Look through the records that follow. Copy every line containing the word "LENS".
* Start Extracted information *
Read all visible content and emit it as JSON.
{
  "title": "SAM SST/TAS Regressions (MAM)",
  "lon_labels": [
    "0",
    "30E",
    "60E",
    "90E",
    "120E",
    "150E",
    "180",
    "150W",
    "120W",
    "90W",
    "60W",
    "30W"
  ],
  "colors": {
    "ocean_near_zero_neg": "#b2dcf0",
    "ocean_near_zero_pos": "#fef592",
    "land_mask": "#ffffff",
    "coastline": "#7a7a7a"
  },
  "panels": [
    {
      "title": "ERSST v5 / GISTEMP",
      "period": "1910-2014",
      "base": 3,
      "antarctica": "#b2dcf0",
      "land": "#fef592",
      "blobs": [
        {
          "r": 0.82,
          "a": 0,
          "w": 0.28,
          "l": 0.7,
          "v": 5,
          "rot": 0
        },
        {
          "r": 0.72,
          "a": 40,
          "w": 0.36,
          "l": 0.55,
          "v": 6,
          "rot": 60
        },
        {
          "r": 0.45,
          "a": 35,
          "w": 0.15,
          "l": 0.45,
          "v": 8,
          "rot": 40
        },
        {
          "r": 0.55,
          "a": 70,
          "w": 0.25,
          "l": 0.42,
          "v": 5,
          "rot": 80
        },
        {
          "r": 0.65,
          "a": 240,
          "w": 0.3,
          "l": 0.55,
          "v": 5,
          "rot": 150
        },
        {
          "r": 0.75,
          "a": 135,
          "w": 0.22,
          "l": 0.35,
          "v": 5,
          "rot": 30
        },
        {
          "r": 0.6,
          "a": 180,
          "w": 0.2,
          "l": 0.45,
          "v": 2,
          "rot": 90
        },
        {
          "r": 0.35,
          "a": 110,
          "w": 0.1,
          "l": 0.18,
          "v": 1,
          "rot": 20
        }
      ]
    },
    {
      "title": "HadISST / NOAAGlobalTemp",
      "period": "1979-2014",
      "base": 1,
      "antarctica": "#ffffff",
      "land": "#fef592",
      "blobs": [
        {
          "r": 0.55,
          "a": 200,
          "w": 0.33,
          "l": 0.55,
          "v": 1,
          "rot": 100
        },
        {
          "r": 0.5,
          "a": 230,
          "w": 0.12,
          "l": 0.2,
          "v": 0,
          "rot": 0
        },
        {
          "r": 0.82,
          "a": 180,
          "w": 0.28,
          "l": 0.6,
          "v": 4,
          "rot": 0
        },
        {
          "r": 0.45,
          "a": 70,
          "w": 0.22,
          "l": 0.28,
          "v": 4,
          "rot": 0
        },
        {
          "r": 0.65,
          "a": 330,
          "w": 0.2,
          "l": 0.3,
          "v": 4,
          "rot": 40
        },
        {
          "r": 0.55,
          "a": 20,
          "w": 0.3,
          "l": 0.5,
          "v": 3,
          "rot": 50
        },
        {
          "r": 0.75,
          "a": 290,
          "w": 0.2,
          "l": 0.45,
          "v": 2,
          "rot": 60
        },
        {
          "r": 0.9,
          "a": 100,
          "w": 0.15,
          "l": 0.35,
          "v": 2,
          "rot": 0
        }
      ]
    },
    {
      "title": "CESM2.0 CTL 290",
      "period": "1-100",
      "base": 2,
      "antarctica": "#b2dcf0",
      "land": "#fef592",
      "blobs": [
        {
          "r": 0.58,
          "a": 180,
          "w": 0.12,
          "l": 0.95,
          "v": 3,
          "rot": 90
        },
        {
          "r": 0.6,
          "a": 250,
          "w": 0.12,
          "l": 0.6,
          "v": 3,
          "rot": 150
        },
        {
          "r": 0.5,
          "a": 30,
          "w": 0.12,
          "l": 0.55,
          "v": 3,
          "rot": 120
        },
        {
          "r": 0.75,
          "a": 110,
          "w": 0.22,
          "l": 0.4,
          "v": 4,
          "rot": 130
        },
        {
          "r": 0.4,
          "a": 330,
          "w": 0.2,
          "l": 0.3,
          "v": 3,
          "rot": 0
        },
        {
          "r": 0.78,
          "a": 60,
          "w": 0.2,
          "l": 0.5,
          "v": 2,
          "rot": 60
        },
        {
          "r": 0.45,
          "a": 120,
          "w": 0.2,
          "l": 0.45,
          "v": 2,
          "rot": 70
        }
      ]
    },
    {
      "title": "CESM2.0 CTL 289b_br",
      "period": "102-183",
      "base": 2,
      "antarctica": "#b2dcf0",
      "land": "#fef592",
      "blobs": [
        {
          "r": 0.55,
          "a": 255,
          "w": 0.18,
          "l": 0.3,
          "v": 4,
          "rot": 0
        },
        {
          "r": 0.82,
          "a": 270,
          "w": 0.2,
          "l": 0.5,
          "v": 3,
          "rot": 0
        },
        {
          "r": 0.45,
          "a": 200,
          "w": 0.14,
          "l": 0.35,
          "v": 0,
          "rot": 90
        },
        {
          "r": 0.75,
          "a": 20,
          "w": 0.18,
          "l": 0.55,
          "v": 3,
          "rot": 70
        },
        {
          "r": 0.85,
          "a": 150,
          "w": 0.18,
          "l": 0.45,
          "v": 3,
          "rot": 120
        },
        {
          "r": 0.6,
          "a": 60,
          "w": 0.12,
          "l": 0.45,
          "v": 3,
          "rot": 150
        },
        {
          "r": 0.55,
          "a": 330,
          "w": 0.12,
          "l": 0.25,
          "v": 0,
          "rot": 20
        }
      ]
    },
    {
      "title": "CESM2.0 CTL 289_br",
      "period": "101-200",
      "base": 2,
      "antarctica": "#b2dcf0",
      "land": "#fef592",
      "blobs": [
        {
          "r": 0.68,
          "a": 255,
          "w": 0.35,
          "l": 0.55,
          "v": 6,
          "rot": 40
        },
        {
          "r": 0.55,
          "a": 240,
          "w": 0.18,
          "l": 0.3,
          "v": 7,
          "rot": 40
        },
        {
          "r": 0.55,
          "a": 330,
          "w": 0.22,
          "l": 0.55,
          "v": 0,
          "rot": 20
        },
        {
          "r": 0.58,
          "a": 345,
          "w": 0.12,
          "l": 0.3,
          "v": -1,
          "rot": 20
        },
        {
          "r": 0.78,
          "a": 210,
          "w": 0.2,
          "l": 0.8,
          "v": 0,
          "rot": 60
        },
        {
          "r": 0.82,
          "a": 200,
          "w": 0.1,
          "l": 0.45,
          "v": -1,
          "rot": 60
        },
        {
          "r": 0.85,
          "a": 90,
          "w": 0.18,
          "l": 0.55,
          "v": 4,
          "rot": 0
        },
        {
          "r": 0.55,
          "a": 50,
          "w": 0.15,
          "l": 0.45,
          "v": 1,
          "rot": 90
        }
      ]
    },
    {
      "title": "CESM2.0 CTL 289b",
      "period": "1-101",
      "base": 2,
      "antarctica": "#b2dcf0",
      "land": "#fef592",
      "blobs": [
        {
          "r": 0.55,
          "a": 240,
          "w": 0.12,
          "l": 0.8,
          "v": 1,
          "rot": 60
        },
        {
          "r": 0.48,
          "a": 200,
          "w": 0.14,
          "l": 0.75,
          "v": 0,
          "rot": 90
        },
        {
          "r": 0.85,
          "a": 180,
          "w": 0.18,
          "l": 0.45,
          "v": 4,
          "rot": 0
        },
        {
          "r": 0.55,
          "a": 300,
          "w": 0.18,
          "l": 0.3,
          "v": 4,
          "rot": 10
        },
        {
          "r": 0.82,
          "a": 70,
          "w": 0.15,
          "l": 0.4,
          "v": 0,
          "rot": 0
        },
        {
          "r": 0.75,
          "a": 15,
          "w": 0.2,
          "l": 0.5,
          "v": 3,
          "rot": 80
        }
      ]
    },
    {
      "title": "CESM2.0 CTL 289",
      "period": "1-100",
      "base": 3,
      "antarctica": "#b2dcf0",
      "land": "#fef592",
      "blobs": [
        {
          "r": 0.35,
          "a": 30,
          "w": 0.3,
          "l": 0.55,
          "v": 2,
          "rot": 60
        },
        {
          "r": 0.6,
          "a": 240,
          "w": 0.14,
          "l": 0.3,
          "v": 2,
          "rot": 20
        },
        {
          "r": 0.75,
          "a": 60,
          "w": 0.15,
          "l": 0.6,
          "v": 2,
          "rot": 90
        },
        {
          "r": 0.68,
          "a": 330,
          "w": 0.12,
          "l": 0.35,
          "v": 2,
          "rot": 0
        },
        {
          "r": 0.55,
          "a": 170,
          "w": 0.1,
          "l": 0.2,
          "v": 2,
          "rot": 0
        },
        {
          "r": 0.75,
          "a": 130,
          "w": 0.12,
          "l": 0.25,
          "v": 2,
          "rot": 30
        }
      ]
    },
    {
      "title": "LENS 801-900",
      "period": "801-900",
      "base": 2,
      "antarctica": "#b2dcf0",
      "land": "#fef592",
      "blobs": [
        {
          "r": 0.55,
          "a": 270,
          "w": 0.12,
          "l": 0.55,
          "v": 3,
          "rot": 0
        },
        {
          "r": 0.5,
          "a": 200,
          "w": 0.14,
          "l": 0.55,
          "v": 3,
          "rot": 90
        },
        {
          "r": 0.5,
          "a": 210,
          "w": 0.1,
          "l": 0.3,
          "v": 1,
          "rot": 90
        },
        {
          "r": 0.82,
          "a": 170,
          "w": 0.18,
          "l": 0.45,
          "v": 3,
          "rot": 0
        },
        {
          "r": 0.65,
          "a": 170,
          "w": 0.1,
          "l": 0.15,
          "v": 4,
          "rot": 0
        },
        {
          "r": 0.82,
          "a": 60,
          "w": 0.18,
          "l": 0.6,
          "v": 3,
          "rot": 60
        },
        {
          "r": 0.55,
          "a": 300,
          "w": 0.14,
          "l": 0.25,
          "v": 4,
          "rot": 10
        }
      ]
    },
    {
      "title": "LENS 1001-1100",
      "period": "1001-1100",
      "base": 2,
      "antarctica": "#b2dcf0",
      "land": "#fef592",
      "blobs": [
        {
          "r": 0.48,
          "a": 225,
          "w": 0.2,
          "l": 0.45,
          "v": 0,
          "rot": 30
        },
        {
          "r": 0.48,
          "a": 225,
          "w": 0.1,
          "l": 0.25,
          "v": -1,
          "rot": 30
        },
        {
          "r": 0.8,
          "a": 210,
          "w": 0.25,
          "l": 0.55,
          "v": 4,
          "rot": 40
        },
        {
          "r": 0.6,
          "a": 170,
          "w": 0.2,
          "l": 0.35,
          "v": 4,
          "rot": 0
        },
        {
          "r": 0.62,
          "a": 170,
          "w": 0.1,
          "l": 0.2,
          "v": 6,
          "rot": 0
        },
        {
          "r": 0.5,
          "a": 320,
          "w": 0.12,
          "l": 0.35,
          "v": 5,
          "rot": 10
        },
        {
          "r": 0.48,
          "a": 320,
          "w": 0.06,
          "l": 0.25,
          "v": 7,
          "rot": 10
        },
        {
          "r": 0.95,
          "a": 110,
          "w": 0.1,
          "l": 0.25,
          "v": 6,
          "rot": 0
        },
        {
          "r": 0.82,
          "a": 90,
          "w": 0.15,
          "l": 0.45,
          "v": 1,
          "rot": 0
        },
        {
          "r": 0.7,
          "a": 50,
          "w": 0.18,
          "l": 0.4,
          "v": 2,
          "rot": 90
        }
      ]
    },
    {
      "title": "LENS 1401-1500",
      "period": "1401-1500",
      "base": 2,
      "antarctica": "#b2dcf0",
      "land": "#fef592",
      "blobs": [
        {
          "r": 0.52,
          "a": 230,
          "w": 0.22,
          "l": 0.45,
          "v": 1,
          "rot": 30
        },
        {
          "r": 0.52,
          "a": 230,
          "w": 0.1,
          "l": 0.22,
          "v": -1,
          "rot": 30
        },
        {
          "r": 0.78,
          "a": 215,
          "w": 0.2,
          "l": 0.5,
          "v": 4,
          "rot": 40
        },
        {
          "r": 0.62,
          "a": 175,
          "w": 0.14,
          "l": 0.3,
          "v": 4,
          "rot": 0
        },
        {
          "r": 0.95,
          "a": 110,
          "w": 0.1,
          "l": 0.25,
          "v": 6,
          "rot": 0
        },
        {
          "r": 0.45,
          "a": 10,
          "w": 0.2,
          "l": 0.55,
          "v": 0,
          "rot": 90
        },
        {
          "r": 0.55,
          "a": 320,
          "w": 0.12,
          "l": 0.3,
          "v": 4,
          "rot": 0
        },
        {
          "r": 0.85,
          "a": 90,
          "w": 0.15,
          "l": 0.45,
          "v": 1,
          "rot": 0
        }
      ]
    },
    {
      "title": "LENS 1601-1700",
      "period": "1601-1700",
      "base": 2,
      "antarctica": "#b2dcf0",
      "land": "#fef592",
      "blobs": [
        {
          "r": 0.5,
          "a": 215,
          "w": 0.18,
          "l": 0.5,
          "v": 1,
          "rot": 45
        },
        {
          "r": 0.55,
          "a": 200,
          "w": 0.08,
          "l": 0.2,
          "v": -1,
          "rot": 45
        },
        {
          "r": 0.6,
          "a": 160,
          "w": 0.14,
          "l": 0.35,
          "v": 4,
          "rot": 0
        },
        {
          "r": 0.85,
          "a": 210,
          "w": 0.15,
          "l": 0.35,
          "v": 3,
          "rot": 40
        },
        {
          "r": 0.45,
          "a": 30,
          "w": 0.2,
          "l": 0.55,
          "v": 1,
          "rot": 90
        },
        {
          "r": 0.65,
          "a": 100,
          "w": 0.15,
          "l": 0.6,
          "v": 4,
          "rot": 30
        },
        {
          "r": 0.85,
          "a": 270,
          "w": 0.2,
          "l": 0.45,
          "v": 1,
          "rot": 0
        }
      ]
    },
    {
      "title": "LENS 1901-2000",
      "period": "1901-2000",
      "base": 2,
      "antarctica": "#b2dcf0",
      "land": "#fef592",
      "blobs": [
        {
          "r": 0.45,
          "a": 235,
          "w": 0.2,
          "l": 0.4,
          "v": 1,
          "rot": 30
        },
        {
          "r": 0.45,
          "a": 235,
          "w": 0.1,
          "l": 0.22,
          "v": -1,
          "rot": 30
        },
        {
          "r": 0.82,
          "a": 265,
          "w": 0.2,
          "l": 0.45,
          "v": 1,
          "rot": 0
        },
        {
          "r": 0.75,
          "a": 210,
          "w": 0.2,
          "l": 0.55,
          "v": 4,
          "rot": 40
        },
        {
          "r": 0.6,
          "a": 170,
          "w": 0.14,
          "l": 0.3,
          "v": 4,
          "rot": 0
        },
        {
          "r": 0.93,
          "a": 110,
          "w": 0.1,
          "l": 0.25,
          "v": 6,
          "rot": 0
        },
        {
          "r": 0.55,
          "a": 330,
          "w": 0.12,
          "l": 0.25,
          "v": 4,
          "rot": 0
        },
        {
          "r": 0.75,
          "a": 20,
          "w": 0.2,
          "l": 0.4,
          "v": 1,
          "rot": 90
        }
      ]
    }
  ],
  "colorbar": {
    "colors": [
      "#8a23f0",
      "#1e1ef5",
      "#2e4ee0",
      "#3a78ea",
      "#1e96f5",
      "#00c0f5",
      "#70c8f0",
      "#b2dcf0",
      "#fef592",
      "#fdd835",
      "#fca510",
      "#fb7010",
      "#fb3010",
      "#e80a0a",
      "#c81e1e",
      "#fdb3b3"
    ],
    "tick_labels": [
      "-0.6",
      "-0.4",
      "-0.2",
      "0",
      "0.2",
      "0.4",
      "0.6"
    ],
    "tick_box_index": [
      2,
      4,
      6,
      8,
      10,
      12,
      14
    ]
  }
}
* End Extracted information *
- Solved exercise -
      "title": "LENS 801-900",
      "title": "LENS 1001-1100",
      "title": "LENS 1401-1500",
      "title": "LENS 1601-1700",
      "title": "LENS 1901-2000",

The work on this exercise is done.